**Directive:**
Determine the count of lines holding "great" and give that count alone.

**Data supplied:**
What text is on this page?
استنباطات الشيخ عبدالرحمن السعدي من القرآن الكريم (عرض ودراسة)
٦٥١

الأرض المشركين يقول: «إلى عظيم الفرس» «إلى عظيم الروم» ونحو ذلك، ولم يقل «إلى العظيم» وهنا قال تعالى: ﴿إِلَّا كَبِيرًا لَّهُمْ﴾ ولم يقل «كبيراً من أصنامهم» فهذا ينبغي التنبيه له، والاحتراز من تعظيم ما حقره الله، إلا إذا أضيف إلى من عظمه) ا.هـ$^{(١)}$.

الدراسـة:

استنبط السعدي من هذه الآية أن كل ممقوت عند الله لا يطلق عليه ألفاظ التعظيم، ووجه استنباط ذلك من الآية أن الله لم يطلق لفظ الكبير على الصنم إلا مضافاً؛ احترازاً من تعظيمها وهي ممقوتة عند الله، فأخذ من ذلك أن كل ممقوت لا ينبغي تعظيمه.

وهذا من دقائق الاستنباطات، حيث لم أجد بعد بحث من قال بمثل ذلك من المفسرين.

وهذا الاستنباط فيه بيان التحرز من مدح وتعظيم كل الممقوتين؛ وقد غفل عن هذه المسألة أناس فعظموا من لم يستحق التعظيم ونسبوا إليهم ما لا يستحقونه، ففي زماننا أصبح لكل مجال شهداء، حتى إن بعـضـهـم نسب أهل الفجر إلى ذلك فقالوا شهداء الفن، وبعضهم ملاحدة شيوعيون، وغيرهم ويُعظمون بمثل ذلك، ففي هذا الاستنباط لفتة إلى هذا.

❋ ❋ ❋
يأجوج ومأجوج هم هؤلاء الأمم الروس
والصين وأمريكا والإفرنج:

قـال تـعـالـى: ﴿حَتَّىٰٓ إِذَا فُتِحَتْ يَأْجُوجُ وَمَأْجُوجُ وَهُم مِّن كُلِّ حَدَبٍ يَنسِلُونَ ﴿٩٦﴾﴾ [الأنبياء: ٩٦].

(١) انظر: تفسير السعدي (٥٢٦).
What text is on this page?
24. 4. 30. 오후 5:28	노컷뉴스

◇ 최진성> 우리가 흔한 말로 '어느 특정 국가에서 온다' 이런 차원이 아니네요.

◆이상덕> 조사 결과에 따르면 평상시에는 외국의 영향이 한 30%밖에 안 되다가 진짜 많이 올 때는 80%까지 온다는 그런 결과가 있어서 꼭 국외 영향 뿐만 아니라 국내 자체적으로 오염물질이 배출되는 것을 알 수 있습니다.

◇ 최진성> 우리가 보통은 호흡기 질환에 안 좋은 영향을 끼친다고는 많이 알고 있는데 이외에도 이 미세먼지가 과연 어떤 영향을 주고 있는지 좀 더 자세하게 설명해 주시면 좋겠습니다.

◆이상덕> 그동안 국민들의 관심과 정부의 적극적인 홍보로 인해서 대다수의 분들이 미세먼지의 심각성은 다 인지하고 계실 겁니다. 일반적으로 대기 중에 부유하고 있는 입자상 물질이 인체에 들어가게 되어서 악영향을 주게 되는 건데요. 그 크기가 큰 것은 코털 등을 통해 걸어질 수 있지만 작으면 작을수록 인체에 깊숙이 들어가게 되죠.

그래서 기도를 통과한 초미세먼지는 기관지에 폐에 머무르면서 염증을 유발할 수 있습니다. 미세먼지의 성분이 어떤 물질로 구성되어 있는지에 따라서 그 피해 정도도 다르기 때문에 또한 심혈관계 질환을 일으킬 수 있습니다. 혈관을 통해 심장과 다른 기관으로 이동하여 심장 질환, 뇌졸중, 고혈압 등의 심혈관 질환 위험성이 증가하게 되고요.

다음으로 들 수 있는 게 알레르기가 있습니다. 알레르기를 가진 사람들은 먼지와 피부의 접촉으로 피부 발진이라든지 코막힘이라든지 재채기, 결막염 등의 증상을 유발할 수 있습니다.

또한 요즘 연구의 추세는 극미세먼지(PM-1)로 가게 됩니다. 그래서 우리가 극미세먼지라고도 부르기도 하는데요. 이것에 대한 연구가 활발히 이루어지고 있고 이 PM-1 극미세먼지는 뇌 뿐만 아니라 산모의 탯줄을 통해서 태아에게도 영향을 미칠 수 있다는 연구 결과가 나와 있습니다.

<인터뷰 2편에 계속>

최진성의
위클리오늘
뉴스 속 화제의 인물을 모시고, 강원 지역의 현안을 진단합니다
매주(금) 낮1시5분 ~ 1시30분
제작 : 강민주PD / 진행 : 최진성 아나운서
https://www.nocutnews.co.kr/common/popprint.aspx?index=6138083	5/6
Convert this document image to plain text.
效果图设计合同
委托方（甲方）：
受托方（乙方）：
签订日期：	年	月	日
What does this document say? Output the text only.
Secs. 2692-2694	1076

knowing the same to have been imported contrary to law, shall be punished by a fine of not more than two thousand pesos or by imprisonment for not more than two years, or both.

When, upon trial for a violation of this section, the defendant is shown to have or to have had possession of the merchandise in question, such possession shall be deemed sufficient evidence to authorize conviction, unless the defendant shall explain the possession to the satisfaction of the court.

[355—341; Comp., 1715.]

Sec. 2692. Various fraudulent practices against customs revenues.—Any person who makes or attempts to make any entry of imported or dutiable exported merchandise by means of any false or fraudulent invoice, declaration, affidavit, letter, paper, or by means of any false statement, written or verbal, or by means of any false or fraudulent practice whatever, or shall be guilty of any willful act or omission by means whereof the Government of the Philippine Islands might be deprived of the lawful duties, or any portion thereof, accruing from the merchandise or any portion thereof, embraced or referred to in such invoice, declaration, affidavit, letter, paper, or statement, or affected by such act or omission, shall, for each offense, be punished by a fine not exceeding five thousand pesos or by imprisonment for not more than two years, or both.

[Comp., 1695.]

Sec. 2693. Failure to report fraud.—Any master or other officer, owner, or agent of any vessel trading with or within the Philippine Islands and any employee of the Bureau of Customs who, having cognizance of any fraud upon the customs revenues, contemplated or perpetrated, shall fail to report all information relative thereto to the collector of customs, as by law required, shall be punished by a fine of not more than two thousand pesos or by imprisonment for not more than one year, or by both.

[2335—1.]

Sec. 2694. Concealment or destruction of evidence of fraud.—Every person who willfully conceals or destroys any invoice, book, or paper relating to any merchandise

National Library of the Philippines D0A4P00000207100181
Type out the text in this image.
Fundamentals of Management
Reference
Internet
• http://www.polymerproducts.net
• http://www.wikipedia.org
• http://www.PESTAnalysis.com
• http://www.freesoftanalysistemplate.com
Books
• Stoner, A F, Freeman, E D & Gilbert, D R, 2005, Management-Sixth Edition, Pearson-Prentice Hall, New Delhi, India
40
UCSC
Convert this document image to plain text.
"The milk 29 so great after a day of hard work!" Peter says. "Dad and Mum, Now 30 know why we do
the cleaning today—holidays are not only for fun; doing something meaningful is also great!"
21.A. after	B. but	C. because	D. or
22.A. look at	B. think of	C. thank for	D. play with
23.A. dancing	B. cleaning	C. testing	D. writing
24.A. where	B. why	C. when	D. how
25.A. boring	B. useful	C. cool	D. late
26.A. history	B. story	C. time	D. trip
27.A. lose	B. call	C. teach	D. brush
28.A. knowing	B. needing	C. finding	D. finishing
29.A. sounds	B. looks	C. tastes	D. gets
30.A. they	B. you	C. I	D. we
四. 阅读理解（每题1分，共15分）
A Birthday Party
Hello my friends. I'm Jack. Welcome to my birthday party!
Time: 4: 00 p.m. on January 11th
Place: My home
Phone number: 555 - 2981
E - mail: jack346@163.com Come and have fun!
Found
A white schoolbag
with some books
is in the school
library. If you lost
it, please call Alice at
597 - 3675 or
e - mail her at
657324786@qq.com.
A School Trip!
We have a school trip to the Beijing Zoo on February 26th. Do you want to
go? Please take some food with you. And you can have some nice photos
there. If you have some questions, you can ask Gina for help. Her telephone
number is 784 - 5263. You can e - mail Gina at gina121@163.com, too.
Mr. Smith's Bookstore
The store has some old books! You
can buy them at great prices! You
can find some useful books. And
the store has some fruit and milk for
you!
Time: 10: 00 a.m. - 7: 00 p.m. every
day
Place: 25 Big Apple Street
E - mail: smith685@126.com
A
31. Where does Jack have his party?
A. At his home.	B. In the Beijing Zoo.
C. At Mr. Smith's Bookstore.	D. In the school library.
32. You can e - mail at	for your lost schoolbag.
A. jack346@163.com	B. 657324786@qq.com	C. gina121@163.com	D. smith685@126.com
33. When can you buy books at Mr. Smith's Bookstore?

**Exercise output:**
3